Exercise requirements :: Show, in full, each line of the data that contains "αερίου".

(Dataset items)

## START

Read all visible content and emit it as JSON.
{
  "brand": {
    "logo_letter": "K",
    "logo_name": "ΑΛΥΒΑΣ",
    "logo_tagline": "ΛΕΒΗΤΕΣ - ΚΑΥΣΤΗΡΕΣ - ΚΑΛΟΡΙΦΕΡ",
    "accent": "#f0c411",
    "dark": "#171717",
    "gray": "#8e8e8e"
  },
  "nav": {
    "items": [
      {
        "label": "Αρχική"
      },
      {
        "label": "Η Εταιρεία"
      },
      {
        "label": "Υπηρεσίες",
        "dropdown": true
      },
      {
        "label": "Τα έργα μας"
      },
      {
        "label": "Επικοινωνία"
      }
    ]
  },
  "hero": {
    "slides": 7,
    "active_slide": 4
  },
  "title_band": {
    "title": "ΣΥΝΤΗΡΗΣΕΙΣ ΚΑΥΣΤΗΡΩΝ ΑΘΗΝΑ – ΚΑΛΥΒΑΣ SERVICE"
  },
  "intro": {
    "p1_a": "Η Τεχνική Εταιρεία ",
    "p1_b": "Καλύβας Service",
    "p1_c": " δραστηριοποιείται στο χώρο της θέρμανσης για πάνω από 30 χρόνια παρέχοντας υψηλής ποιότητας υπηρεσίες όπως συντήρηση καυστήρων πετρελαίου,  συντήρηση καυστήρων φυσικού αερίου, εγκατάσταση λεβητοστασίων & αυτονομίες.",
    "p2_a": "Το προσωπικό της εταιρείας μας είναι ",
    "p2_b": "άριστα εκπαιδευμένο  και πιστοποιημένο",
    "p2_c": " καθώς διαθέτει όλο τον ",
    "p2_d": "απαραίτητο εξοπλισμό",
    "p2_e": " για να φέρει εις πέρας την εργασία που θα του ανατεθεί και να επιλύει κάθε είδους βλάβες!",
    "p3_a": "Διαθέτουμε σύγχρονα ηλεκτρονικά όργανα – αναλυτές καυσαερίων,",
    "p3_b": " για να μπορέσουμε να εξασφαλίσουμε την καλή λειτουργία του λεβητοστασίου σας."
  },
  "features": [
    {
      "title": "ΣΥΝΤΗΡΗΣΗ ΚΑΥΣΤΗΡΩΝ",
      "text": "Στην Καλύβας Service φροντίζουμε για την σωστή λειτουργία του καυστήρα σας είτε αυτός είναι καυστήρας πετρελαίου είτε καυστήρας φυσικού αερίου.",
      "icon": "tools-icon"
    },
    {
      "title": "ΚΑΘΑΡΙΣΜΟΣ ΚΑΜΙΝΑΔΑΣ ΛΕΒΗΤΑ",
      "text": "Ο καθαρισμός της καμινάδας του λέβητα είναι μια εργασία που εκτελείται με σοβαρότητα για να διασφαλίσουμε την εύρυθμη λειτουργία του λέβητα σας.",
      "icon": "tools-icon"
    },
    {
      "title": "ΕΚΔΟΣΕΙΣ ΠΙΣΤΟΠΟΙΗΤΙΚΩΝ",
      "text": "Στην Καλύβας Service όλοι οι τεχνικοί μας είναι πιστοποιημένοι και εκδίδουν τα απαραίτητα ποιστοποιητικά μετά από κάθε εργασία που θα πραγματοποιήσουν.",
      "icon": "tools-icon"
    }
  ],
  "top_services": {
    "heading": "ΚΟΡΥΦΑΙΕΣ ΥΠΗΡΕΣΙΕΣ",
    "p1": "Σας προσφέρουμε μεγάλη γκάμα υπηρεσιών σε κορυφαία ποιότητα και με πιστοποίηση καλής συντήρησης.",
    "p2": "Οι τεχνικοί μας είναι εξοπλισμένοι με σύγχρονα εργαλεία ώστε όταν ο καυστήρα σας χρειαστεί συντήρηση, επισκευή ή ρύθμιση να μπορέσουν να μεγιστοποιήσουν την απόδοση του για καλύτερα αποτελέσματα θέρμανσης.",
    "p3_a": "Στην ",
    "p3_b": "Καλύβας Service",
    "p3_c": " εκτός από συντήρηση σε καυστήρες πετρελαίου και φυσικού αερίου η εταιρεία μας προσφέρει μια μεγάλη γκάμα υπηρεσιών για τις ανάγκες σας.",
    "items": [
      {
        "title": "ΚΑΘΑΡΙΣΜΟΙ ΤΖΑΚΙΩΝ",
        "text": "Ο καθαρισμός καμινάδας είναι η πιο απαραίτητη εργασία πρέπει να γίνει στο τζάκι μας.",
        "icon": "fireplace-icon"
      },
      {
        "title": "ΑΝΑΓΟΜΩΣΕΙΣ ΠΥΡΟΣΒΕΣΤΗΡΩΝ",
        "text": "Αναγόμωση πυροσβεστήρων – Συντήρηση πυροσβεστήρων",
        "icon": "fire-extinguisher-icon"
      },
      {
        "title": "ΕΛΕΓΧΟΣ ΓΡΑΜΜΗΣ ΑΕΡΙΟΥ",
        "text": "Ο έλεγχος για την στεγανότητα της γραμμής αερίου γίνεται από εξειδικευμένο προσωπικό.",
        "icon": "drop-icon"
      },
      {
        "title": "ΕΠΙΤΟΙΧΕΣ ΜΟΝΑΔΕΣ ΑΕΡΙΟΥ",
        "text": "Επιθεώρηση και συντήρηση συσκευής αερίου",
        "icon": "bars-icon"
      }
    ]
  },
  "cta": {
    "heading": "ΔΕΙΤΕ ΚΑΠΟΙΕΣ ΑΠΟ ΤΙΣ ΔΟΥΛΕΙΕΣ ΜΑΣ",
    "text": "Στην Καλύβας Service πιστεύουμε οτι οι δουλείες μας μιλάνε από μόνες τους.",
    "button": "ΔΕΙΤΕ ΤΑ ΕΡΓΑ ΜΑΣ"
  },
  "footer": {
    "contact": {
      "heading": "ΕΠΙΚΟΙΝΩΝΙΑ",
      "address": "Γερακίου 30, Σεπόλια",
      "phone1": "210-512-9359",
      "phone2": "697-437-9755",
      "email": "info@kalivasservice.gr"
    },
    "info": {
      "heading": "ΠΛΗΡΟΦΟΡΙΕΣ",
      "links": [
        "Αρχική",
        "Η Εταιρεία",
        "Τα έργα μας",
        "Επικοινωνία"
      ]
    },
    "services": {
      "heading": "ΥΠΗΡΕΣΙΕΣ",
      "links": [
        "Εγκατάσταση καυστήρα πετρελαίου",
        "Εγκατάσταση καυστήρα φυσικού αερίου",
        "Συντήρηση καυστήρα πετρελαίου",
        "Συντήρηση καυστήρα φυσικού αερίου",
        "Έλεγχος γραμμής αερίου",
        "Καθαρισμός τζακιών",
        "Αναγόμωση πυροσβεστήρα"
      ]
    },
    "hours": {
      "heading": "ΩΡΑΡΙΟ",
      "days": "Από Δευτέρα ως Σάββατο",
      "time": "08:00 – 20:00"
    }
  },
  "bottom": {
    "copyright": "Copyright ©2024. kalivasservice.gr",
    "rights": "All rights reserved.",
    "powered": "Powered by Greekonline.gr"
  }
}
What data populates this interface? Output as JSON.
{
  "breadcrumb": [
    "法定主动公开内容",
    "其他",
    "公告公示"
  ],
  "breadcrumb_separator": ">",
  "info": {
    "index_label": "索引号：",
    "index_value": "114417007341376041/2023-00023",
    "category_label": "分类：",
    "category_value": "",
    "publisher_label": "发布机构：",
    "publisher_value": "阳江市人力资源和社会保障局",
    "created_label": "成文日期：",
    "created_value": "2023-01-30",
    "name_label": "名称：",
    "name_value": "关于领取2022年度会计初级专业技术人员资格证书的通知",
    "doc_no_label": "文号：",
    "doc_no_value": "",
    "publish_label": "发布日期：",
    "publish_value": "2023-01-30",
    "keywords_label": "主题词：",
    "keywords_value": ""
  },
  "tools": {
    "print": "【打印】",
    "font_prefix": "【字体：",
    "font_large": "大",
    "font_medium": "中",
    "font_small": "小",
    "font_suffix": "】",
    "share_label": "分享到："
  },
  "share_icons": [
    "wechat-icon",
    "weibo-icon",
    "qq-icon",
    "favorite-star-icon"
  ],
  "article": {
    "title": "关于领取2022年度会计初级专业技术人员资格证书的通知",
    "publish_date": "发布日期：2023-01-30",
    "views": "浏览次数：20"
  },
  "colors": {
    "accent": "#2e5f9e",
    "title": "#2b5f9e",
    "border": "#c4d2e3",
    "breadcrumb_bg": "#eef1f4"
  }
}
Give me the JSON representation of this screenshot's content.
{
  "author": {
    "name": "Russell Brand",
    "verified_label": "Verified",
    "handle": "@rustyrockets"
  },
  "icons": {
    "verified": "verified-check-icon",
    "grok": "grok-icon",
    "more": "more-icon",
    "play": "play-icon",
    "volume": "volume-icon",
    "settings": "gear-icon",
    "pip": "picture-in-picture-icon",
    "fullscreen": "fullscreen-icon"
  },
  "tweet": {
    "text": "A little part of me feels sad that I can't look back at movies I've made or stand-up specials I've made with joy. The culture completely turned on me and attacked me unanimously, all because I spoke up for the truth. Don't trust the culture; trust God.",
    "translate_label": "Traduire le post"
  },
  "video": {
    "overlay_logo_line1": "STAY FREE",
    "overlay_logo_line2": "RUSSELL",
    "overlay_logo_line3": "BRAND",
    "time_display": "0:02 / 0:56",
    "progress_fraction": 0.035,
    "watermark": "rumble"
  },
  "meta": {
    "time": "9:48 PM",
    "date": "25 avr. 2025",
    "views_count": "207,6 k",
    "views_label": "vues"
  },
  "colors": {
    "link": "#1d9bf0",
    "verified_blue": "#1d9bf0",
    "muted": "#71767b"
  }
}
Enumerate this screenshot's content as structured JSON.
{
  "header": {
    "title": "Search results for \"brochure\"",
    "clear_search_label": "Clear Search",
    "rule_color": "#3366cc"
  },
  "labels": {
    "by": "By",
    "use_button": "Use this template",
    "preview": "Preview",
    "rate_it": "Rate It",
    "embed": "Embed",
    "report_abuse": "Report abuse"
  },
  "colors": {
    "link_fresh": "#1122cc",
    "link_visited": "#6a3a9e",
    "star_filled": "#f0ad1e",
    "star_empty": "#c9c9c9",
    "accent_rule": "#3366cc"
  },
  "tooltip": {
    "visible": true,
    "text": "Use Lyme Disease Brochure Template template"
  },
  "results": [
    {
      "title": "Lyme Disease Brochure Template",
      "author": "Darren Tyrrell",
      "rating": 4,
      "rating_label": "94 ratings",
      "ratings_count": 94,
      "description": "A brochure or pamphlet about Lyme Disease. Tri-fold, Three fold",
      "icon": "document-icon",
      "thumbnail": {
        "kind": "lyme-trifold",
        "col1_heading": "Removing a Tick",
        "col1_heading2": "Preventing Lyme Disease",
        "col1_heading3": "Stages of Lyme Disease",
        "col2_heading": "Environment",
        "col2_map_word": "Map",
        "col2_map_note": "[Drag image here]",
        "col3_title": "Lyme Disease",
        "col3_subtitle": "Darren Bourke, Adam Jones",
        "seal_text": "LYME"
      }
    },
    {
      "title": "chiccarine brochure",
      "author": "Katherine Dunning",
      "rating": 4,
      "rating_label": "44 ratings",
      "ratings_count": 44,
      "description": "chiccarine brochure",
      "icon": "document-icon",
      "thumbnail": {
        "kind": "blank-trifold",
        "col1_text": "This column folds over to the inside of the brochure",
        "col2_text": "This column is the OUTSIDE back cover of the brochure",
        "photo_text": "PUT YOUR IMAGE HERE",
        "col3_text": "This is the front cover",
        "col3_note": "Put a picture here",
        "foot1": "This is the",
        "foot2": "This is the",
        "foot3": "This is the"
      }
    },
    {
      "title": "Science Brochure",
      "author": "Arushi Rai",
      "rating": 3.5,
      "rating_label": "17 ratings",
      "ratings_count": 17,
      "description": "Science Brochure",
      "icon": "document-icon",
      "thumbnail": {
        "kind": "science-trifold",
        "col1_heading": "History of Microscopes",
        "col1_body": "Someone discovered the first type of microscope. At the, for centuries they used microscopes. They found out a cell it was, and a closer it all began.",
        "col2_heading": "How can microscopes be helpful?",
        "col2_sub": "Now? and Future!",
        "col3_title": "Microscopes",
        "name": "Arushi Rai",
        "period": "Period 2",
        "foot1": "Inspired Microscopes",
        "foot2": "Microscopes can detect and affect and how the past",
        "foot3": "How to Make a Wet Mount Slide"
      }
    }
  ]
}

## END

Response below ::
    "p1_c": " δραστηριοποιείται στο χώρο της θέρμανσης για πάνω από 30 χρόνια παρέχοντας υψηλής ποιότητας υπηρεσίες όπως συντήρηση καυστήρων πετρελαίου,  συντήρηση καυστήρων φυσικού αερίου, εγκατάσταση λεβητοστασίων & αυτονομίες.",
      "text": "Στην Καλύβας Service φροντίζουμε για την σωστή λειτουργία του καυστήρα σας είτε αυτός είναι καυστήρας πετρελαίου είτε καυστήρας φυσικού αερίου.",
    "p3_c": " εκτός από συντήρηση σε καυστήρες πετρελαίου και φυσικού αερίου η εταιρεία μας προσφέρει μια μεγάλη γκάμα υπηρεσιών για τις ανάγκες σας.",
        "text": "Ο έλεγχος για την στεγανότητα της γραμμής αερίου γίνεται από εξειδικευμένο προσωπικό.",
        "text": "Επιθεώρηση και συντήρηση συσκευής αερίου",
        "Εγκατάσταση καυστήρα φυσικού αερίου",
        "Συντήρηση καυστήρα φυσικού αερίου",
        "Έλεγχος γραμμής αερίου",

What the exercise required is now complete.